Task details - Return the complete listing that follows, with each line reproduced exactly.

Records to use -
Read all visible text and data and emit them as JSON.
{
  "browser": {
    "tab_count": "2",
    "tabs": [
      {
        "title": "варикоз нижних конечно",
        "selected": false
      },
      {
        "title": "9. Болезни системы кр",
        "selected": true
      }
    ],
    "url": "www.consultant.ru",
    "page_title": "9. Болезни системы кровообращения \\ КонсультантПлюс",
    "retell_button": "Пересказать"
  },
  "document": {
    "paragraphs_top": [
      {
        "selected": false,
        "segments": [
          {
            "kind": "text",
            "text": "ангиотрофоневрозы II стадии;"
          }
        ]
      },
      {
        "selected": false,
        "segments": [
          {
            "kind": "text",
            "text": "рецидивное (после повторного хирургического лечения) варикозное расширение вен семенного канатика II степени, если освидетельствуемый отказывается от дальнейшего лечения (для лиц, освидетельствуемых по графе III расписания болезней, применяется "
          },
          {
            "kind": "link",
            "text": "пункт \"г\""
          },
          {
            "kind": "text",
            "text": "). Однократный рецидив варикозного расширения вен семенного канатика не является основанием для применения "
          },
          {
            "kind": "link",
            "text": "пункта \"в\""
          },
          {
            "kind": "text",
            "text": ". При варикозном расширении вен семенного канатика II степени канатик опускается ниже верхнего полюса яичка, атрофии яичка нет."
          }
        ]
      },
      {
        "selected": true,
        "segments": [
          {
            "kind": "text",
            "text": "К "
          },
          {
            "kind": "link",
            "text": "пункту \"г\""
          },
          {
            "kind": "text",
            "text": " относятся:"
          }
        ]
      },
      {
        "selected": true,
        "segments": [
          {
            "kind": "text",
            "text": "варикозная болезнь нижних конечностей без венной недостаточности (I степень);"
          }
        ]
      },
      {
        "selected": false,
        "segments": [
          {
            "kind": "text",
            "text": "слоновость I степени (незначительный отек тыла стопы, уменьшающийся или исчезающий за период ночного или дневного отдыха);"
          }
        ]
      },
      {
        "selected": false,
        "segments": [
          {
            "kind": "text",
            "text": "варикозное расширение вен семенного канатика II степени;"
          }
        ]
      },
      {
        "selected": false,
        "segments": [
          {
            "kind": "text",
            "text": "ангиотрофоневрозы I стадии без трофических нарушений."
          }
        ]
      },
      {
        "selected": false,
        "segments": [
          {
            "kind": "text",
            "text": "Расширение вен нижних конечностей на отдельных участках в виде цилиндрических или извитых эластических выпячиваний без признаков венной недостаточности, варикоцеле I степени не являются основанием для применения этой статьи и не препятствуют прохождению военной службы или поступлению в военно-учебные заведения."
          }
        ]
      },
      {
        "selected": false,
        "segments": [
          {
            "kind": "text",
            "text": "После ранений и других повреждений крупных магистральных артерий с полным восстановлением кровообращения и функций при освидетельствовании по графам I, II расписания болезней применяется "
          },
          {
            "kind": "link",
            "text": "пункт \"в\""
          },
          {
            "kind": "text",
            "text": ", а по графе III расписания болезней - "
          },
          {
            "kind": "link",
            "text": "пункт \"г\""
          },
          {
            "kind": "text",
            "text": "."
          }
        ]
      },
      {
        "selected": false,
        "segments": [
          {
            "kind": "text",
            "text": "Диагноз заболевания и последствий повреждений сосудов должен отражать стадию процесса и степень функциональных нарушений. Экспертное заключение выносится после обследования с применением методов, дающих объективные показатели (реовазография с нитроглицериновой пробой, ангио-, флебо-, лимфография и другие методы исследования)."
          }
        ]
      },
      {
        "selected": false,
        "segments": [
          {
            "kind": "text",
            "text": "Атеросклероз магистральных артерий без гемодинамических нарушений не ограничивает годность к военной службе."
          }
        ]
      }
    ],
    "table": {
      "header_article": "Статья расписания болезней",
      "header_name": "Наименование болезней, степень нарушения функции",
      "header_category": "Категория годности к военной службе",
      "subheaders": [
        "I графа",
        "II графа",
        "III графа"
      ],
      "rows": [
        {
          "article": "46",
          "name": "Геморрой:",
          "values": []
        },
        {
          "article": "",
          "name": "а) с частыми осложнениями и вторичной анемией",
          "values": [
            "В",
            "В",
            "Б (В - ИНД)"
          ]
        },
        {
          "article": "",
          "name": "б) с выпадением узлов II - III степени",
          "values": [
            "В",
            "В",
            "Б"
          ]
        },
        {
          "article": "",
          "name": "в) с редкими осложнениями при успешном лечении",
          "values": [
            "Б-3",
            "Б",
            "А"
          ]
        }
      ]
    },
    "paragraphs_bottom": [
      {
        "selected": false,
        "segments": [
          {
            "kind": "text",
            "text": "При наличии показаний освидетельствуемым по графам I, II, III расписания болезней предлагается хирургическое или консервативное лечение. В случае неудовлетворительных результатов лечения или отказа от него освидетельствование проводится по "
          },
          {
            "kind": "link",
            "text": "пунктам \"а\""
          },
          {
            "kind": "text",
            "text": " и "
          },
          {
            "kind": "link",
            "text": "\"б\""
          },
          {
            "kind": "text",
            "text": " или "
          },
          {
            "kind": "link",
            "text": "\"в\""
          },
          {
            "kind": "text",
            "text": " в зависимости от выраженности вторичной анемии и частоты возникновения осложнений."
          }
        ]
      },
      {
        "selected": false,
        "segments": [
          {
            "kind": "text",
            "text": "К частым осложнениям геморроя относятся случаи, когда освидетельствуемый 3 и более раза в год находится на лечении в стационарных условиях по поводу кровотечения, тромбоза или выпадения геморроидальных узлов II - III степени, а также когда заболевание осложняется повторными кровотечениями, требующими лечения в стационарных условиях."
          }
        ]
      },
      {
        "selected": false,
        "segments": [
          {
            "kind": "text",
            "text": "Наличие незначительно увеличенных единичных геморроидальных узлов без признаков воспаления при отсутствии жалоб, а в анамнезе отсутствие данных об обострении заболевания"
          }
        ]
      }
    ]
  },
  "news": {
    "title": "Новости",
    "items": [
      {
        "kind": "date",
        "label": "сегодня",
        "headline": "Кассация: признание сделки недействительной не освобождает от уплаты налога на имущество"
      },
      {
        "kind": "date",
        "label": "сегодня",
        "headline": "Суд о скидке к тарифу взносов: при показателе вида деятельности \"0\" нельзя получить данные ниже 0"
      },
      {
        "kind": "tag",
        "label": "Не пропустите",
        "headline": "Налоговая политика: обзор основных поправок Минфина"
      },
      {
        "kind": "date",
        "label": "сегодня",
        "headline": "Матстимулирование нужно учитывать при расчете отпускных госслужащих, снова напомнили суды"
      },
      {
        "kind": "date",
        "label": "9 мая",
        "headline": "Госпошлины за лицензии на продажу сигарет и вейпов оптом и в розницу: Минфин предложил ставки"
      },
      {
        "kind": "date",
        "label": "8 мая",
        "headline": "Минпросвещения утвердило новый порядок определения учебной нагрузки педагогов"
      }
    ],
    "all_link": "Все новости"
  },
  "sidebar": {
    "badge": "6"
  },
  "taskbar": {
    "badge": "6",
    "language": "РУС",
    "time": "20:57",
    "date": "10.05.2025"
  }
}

Exercise output -
Read all visible text and data and emit them as JSON.
{
  "browser": {
    "tab_count": "2",
    "tabs": [
      {
        "title": "варикоз нижних конечно",
        "selected": false
      },
      {
        "title": "9. Болезни системы кр",
        "selected": true
      }
    ],
    "url": "www.consultant.ru",
    "page_title": "9. Болезни системы кровообращения \\ КонсультантПлюс",
    "retell_button": "Пересказать"
  },
  "document": {
    "paragraphs_top": [
      {
        "selected": false,
        "segments": [
          {
            "kind": "text",
            "text": "ангиотрофоневрозы II стадии;"
          }
        ]
      },
      {
        "selected": false,
        "segments": [
          {
            "kind": "text",
            "text": "рецидивное (после повторного хирургического лечения) варикозное расширение вен семенного канатика II степени, если освидетельствуемый отказывается от дальнейшего лечения (для лиц, освидетельствуемых по графе III расписания болезней, применяется "
          },
          {
            "kind": "link",
            "text": "пункт \"г\""
          },
          {
            "kind": "text",
            "text": "). Однократный рецидив варикозного расширения вен семенного канатика не является основанием для применения "
          },
          {
            "kind": "link",
            "text": "пункта \"в\""
          },
          {
            "kind": "text",
            "text": ". При варикозном расширении вен семенного канатика II степени канатик опускается ниже верхнего полюса яичка, атрофии яичка нет."
          }
        ]
      },
      {
        "selected": true,
        "segments": [
          {
            "kind": "text",
            "text": "К "
          },
          {
            "kind": "link",
            "text": "пункту \"г\""
          },
          {
            "kind": "text",
            "text": " относятся:"
          }
        ]
      },
      {
        "selected": true,
        "segments": [
          {
            "kind": "text",
            "text": "варикозная болезнь нижних конечностей без венной недостаточности (I степень);"
          }
        ]
      },
      {
        "selected": false,
        "segments": [
          {
            "kind": "text",
            "text": "слоновость I степени (незначительный отек тыла стопы, уменьшающийся или исчезающий за период ночного или дневного отдыха);"
          }
        ]
      },
      {
        "selected": false,
        "segments": [
          {
            "kind": "text",
            "text": "варикозное расширение вен семенного канатика II степени;"
          }
        ]
      },
      {
        "selected": false,
        "segments": [
          {
            "kind": "text",
            "text": "ангиотрофоневрозы I стадии без трофических нарушений."
          }
        ]
      },
      {
        "selected": false,
        "segments": [
          {
            "kind": "text",
            "text": "Расширение вен нижних конечностей на отдельных участках в виде цилиндрических или извитых эластических выпячиваний без признаков венной недостаточности, варикоцеле I степени не являются основанием для применения этой статьи и не препятствуют прохождению военной службы или поступлению в военно-учебные заведения."
          }
        ]
      },
      {
        "selected": false,
        "segments": [
          {
            "kind": "text",
            "text": "После ранений и других повреждений крупных магистральных артерий с полным восстановлением кровообращения и функций при освидетельствовании по графам I, II расписания болезней применяется "
          },
          {
            "kind": "link",
            "text": "пункт \"в\""
          },
          {
            "kind": "text",
            "text": ", а по графе III расписания болезней - "
          },
          {
            "kind": "link",
            "text": "пункт \"г\""
          },
          {
            "kind": "text",
            "text": "."
          }
        ]
      },
      {
        "selected": false,
        "segments": [
          {
            "kind": "text",
            "text": "Диагноз заболевания и последствий повреждений сосудов должен отражать стадию процесса и степень функциональных нарушений. Экспертное заключение выносится после обследования с применением методов, дающих объективные показатели (реовазография с нитроглицериновой пробой, ангио-, флебо-, лимфография и другие методы исследования)."
          }
        ]
      },
      {
        "selected": false,
        "segments": [
          {
            "kind": "text",
            "text": "Атеросклероз магистральных артерий без гемодинамических нарушений не ограничивает годность к военной службе."
          }
        ]
      }
    ],
    "table": {
      "header_article": "Статья расписания болезней",
      "header_name": "Наименование болезней, степень нарушения функции",
      "header_category": "Категория годности к военной службе",
      "subheaders": [
        "I графа",
        "II графа",
        "III графа"
      ],
      "rows": [
        {
          "article": "46",
          "name": "Геморрой:",
          "values": []
        },
        {
          "article": "",
          "name": "а) с частыми осложнениями и вторичной анемией",
          "values": [
            "В",
            "В",
            "Б (В - ИНД)"
          ]
        },
        {
          "article": "",
          "name": "б) с выпадением узлов II - III степени",
          "values": [
            "В",
            "В",
            "Б"
          ]
        },
        {
          "article": "",
          "name": "в) с редкими осложнениями при успешном лечении",
          "values": [
            "Б-3",
            "Б",
            "А"
          ]
        }
      ]
    },
    "paragraphs_bottom": [
      {
        "selected": false,
        "segments": [
          {
            "kind": "text",
            "text": "При наличии показаний освидетельствуемым по графам I, II, III расписания болезней предлагается хирургическое или консервативное лечение. В случае неудовлетворительных результатов лечения или отказа от него освидетельствование проводится по "
          },
          {
            "kind": "link",
            "text": "пунктам \"а\""
          },
          {
            "kind": "text",
            "text": " и "
          },
          {
            "kind": "link",
            "text": "\"б\""
          },
          {
            "kind": "text",
            "text": " или "
          },
          {
            "kind": "link",
            "text": "\"в\""
          },
          {
            "kind": "text",
            "text": " в зависимости от выраженности вторичной анемии и частоты возникновения осложнений."
          }
        ]
      },
      {
        "selected": false,
        "segments": [
          {
            "kind": "text",
            "text": "К частым осложнениям геморроя относятся случаи, когда освидетельствуемый 3 и более раза в год находится на лечении в стационарных условиях по поводу кровотечения, тромбоза или выпадения геморроидальных узлов II - III степени, а также когда заболевание осложняется повторными кровотечениями, требующими лечения в стационарных условиях."
          }
        ]
      },
      {
        "selected": false,
        "segments": [
          {
            "kind": "text",
            "text": "Наличие незначительно увеличенных единичных геморроидальных узлов без признаков воспаления при отсутствии жалоб, а в анамнезе отсутствие данных об обострении заболевания"
          }
        ]
      }
    ]
  },
  "news": {
    "title": "Новости",
    "items": [
      {
        "kind": "date",
        "label": "сегодня",
        "headline": "Кассация: признание сделки недействительной не освобождает от уплаты налога на имущество"
      },
      {
        "kind": "date",
        "label": "сегодня",
        "headline": "Суд о скидке к тарифу взносов: при показателе вида деятельности \"0\" нельзя получить данные ниже 0"
      },
      {
        "kind": "tag",
        "label": "Не пропустите",
        "headline": "Налоговая политика: обзор основных поправок Минфина"
      },
      {
        "kind": "date",
        "label": "сегодня",
        "headline": "Матстимулирование нужно учитывать при расчете отпускных госслужащих, снова напомнили суды"
      },
      {
        "kind": "date",
        "label": "9 мая",
        "headline": "Госпошлины за лицензии на продажу сигарет и вейпов оптом и в розницу: Минфин предложил ставки"
      },
      {
        "kind": "date",
        "label": "8 мая",
        "headline": "Минпросвещения утвердило новый порядок определения учебной нагрузки педагогов"
      }
    ],
    "all_link": "Все новости"
  },
  "sidebar": {
    "badge": "6"
  },
  "taskbar": {
    "badge": "6",
    "language": "РУС",
    "time": "20:57",
    "date": "10.05.2025"
  }
}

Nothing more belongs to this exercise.